__Given records__.
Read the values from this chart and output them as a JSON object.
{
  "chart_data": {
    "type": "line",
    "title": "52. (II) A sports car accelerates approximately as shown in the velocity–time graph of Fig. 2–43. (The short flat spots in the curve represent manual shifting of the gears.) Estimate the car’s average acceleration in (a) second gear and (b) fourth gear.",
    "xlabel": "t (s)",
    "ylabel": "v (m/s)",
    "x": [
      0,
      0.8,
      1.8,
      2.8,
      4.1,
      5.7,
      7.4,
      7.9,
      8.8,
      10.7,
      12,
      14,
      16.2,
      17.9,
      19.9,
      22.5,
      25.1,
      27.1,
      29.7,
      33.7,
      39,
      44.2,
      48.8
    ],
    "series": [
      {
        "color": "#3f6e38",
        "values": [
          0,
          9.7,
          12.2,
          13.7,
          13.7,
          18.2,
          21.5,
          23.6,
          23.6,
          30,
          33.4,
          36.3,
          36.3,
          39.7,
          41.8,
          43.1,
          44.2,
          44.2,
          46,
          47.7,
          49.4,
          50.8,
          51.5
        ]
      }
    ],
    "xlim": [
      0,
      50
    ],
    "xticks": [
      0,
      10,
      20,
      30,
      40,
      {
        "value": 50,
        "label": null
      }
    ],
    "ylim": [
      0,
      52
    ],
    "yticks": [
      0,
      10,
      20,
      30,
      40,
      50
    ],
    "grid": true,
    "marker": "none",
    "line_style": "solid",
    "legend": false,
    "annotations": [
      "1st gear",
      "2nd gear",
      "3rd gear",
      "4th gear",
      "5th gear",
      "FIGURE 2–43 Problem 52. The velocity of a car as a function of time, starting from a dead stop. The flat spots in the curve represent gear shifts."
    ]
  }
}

==

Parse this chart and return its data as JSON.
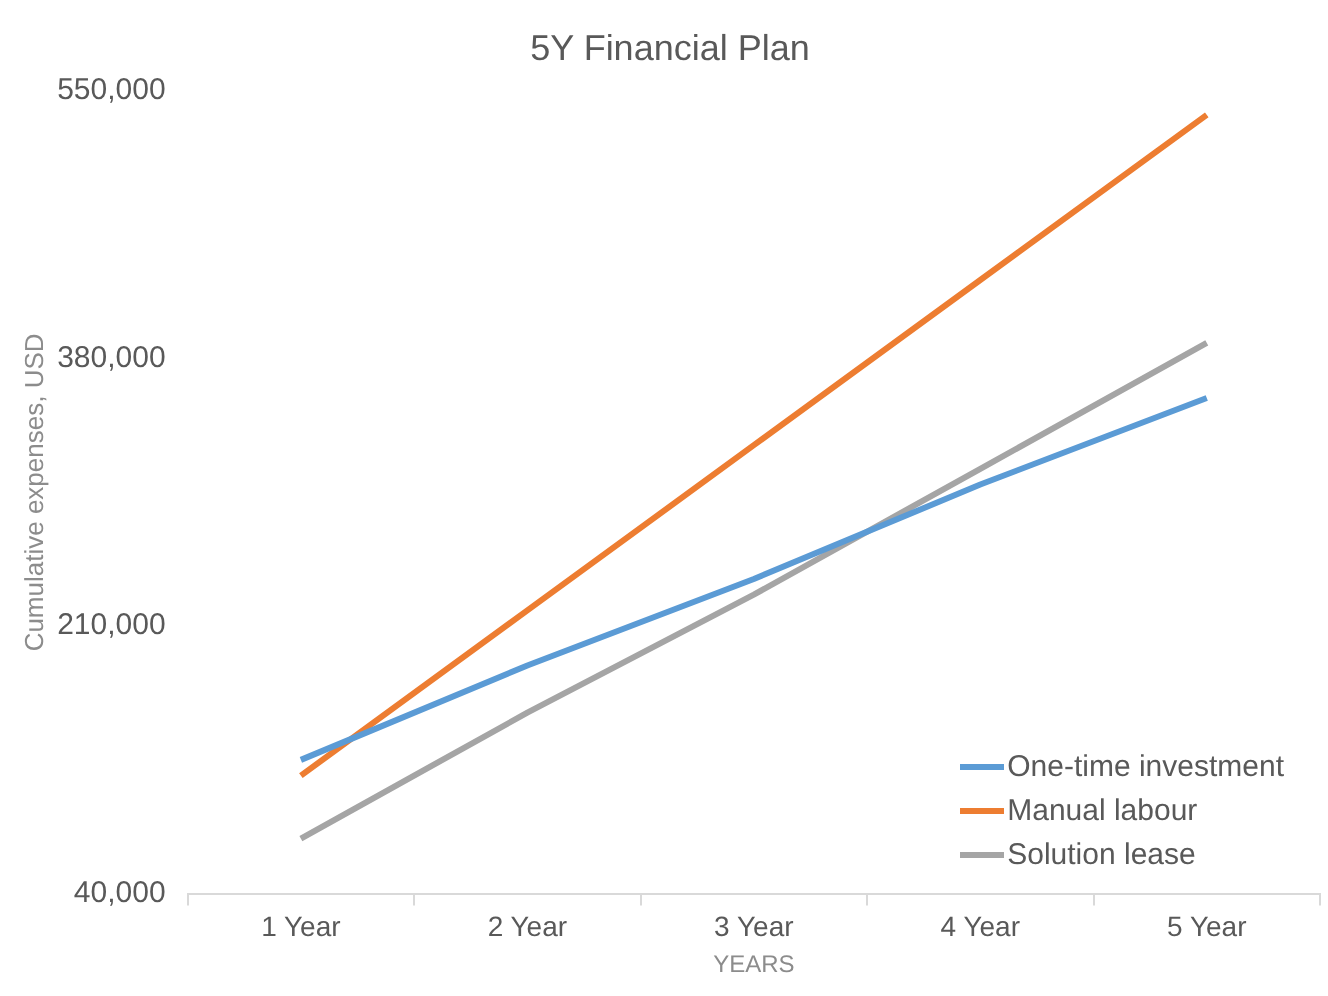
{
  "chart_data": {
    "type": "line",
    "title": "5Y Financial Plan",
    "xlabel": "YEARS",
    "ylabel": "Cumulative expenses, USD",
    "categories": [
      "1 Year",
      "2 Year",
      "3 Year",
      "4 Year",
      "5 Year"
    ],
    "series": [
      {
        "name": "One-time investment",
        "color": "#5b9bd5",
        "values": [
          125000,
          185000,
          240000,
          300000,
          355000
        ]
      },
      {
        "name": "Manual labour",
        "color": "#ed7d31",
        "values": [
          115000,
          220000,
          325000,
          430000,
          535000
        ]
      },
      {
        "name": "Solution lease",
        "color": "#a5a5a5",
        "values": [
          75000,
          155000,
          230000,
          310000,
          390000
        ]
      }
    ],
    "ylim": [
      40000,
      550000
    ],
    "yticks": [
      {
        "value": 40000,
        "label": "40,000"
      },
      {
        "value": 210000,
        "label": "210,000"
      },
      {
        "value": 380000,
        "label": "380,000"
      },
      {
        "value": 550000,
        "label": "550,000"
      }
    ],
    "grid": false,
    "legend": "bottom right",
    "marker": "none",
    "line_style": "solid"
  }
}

__Stated goal__. From the entries above, copy each line holding "flat".

__The answer__.
    "title": "52. (II) A sports car accelerates approximately as shown in the velocity–time graph of Fig. 2–43. (The short flat spots in the curve represent manual shifting of the gears.) Estimate the car’s average acceleration in (a) second gear and (b) fourth gear.",
      "FIGURE 2–43 Problem 52. The velocity of a car as a function of time, starting from a dead stop. The flat spots in the curve represent gear shifts."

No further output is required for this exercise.